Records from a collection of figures
____
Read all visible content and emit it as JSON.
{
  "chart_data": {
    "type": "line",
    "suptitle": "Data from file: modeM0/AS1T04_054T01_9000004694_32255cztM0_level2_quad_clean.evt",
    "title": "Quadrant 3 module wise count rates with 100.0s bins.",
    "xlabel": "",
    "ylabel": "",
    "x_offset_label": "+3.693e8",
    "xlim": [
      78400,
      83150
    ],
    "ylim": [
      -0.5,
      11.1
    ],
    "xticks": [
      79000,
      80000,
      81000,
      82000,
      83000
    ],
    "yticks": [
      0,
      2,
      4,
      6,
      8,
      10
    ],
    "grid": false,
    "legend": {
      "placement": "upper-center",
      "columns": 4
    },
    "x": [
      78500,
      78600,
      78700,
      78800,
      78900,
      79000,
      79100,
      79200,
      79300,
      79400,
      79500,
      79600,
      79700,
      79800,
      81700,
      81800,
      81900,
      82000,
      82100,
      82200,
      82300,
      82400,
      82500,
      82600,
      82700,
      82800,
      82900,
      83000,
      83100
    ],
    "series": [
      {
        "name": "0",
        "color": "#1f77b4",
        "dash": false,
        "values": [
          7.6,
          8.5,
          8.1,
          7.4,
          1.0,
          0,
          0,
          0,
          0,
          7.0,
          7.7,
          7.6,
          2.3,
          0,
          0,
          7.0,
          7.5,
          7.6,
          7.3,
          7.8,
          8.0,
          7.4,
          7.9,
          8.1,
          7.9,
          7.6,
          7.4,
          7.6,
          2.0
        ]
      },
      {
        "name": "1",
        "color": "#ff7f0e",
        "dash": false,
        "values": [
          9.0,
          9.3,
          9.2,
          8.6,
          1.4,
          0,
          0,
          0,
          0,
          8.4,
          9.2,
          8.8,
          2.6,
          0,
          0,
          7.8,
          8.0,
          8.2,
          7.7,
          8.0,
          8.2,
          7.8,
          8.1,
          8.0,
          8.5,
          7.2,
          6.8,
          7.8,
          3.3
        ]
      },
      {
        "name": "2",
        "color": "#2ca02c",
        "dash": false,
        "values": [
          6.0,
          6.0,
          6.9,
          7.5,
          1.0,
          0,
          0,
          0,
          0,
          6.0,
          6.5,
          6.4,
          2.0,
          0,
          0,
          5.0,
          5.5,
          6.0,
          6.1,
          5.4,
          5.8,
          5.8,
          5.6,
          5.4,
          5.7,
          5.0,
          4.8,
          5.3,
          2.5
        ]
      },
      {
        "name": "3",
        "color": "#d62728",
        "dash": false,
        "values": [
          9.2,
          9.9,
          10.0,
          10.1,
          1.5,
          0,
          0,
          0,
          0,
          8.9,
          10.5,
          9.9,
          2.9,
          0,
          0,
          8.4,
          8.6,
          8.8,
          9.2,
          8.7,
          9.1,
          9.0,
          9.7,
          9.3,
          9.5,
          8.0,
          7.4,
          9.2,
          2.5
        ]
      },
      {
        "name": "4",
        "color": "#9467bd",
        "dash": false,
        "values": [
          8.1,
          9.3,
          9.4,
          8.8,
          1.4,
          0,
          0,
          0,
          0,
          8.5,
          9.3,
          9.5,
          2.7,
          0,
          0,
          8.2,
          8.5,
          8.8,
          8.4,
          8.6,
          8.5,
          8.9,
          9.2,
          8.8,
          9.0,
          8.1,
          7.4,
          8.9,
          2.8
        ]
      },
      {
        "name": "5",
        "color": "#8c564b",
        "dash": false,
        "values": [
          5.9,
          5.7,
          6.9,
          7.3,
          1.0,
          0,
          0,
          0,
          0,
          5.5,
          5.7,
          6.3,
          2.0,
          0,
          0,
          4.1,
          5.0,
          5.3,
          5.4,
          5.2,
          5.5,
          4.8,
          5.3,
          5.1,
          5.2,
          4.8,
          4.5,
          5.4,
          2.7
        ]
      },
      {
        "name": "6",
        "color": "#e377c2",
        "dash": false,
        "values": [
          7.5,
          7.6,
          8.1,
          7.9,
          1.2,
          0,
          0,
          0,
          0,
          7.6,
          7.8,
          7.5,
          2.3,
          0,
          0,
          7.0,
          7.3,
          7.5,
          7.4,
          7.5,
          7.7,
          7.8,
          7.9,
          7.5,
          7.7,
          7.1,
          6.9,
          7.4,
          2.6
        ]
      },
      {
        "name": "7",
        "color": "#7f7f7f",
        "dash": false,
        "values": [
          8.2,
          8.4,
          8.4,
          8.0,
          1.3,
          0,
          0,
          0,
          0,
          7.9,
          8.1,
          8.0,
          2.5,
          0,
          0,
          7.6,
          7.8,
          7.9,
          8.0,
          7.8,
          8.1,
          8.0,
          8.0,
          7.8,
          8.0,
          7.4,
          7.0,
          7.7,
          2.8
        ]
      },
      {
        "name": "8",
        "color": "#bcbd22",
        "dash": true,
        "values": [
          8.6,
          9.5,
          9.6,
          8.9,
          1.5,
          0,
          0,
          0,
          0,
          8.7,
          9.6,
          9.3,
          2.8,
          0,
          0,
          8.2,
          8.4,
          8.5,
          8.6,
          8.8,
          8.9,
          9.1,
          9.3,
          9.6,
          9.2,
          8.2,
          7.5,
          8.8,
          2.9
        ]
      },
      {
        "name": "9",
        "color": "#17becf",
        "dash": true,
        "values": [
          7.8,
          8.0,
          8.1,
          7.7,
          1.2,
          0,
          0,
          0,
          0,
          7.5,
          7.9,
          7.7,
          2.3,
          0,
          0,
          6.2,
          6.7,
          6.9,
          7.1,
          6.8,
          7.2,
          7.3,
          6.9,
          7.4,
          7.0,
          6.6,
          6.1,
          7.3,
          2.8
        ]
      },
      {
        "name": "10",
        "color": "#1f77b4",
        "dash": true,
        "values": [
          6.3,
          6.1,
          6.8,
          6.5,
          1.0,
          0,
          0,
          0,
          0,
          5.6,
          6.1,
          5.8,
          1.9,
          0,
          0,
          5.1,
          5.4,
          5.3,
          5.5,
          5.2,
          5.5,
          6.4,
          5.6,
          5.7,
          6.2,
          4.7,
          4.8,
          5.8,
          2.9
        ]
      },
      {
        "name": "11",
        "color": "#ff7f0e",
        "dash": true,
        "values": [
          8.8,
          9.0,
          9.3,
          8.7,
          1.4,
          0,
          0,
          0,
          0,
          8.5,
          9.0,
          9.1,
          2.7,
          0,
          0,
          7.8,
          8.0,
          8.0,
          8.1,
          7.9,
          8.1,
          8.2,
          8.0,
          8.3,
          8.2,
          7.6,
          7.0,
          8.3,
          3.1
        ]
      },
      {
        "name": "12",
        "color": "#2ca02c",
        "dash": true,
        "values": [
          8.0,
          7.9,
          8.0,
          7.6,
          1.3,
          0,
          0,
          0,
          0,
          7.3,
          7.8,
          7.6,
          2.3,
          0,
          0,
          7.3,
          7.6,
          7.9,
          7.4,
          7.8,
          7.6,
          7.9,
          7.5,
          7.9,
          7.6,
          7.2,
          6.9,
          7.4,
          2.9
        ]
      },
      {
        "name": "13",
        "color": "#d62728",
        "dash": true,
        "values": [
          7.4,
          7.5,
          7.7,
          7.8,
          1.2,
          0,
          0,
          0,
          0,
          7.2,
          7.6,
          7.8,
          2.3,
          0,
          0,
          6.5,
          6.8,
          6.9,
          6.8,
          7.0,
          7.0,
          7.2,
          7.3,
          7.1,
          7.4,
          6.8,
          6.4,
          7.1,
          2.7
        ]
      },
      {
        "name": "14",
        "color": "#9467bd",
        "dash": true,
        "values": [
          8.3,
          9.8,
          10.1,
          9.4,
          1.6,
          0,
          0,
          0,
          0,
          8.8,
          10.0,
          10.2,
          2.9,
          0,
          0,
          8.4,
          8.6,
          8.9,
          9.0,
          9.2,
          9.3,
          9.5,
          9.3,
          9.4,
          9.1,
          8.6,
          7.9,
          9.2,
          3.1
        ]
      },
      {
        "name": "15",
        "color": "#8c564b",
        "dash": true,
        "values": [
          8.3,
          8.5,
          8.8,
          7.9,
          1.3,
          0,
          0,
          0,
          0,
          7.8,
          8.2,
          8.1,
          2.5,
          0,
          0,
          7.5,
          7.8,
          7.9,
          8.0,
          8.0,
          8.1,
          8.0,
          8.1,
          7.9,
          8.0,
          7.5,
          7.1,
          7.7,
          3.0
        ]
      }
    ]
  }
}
____
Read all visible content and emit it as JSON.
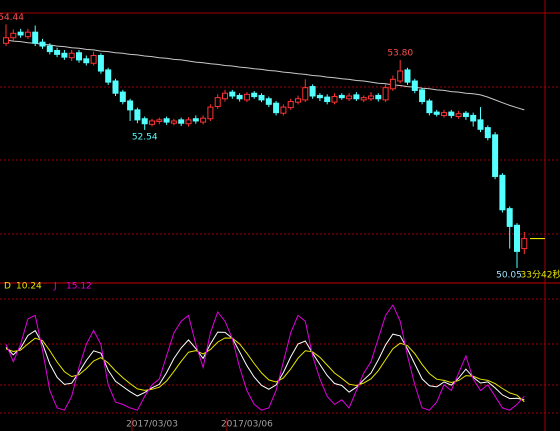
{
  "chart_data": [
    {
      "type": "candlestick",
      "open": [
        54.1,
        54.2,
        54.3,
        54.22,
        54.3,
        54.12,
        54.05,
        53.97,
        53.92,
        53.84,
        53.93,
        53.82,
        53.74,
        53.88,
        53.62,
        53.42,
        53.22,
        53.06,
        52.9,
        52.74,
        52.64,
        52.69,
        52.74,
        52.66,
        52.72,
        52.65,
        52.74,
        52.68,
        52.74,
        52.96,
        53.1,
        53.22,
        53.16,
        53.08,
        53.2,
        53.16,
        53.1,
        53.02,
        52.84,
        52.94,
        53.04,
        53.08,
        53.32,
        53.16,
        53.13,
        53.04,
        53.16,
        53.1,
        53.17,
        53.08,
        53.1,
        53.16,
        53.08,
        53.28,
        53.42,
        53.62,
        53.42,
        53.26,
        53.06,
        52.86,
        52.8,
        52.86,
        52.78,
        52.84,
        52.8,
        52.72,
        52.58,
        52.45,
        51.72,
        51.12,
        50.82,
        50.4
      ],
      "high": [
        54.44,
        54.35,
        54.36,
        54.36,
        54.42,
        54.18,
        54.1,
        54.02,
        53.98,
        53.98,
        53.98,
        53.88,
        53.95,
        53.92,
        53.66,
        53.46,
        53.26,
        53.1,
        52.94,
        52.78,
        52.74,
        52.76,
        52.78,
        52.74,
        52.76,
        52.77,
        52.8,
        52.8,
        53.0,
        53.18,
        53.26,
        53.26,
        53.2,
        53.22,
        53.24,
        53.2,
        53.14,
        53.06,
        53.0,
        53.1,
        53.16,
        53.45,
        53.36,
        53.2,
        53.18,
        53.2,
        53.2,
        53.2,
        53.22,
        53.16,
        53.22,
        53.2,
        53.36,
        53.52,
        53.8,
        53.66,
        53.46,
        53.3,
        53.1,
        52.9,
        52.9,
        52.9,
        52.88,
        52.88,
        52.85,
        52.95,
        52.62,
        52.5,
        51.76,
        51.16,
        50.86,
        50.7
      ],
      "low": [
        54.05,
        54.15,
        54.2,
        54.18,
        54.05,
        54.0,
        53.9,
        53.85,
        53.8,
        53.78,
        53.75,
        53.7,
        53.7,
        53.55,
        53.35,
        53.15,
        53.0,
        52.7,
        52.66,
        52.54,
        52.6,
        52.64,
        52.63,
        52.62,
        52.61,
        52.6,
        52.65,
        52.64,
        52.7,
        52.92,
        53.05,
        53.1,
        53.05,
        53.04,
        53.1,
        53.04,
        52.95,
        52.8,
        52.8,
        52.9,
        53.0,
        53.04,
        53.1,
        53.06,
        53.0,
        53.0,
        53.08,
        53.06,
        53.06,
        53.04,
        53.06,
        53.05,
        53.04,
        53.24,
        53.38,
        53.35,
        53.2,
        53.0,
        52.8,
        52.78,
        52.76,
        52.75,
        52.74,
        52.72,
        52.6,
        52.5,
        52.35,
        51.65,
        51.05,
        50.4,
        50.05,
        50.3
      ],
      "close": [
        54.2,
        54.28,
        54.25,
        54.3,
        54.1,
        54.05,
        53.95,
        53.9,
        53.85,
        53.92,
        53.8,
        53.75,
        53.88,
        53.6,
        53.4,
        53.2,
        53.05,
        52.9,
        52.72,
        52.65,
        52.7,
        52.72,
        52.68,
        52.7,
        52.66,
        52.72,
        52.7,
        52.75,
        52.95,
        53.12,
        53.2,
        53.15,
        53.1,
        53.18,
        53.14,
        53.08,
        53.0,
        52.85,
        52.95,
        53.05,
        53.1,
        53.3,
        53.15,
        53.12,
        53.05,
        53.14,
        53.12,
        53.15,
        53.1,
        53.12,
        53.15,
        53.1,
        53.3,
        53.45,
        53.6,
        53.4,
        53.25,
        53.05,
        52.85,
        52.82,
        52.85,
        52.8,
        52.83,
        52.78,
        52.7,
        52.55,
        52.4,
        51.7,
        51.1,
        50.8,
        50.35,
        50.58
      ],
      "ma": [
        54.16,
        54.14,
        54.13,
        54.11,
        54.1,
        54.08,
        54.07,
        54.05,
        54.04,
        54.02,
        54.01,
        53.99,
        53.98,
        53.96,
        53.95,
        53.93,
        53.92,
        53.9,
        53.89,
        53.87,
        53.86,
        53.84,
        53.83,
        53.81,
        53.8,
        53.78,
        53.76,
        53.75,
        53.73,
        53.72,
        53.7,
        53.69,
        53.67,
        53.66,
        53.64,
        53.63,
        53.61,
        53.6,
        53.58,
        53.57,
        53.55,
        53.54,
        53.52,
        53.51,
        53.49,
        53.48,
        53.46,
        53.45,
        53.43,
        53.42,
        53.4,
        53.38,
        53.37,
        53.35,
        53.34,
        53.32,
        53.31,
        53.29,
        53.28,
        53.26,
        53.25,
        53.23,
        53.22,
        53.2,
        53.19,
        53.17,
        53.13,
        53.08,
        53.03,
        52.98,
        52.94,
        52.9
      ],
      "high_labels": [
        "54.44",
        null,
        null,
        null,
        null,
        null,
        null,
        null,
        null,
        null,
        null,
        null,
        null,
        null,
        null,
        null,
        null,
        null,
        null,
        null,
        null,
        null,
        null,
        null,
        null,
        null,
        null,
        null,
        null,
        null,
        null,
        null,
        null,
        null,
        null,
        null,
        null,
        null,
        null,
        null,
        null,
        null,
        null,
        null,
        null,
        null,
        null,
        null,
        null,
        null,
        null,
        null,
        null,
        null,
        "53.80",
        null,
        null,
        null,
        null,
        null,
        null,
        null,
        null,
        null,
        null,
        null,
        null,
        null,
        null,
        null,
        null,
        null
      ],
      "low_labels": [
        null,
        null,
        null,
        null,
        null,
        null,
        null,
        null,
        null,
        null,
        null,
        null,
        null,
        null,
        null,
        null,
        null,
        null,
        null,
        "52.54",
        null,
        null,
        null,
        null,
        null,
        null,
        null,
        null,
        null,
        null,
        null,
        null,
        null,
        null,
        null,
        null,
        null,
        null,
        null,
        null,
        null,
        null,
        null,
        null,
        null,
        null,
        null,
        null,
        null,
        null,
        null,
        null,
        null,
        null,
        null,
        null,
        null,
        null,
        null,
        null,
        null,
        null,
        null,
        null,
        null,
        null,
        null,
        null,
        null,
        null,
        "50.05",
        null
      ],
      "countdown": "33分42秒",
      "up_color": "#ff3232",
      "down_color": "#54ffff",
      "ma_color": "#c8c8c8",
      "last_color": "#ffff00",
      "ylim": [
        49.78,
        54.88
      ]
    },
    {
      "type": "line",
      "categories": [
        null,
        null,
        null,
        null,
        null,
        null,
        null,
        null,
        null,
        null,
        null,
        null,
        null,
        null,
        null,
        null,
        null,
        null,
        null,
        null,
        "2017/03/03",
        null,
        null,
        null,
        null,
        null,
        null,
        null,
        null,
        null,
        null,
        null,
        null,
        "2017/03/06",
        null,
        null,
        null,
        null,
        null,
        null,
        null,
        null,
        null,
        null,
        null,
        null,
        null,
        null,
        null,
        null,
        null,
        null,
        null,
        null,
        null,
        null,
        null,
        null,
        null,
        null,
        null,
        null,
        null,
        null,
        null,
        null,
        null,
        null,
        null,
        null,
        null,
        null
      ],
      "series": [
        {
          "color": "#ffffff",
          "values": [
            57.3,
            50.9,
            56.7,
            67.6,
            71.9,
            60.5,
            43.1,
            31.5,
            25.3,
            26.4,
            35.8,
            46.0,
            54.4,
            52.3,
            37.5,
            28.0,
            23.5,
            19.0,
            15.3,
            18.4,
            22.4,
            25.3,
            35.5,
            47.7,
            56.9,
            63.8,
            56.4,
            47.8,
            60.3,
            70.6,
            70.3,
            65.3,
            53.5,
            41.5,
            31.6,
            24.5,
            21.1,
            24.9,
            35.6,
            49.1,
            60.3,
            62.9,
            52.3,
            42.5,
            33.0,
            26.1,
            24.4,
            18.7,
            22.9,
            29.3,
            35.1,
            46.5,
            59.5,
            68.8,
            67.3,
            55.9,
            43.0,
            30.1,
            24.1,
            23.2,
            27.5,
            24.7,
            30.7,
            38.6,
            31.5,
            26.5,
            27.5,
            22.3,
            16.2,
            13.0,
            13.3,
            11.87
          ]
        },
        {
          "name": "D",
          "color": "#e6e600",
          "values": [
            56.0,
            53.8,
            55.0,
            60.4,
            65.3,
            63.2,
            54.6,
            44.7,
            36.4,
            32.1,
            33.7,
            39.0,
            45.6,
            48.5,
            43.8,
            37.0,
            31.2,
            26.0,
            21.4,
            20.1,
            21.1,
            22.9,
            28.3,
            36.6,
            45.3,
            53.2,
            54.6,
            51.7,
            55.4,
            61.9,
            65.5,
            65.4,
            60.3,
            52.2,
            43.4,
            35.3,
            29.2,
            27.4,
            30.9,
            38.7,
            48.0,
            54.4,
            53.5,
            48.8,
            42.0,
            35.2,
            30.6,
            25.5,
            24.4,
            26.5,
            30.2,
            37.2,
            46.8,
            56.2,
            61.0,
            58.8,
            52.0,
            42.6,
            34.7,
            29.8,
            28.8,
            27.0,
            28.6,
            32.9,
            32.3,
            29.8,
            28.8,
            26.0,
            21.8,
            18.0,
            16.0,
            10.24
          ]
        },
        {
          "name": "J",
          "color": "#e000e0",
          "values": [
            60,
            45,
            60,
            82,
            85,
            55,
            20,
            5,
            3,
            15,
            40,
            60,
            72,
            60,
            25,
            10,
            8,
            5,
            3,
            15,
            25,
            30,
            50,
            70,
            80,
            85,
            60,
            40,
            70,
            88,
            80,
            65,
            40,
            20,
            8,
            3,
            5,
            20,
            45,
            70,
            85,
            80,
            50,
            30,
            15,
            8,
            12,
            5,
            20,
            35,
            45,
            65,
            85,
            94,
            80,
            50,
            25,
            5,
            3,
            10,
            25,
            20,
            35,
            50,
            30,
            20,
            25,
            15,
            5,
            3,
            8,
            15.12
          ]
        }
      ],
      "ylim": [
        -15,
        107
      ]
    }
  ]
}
____
◆ Problem requirements: Report how many lines in the records above contain the word "type", giving only the number.

◆ Task response: 3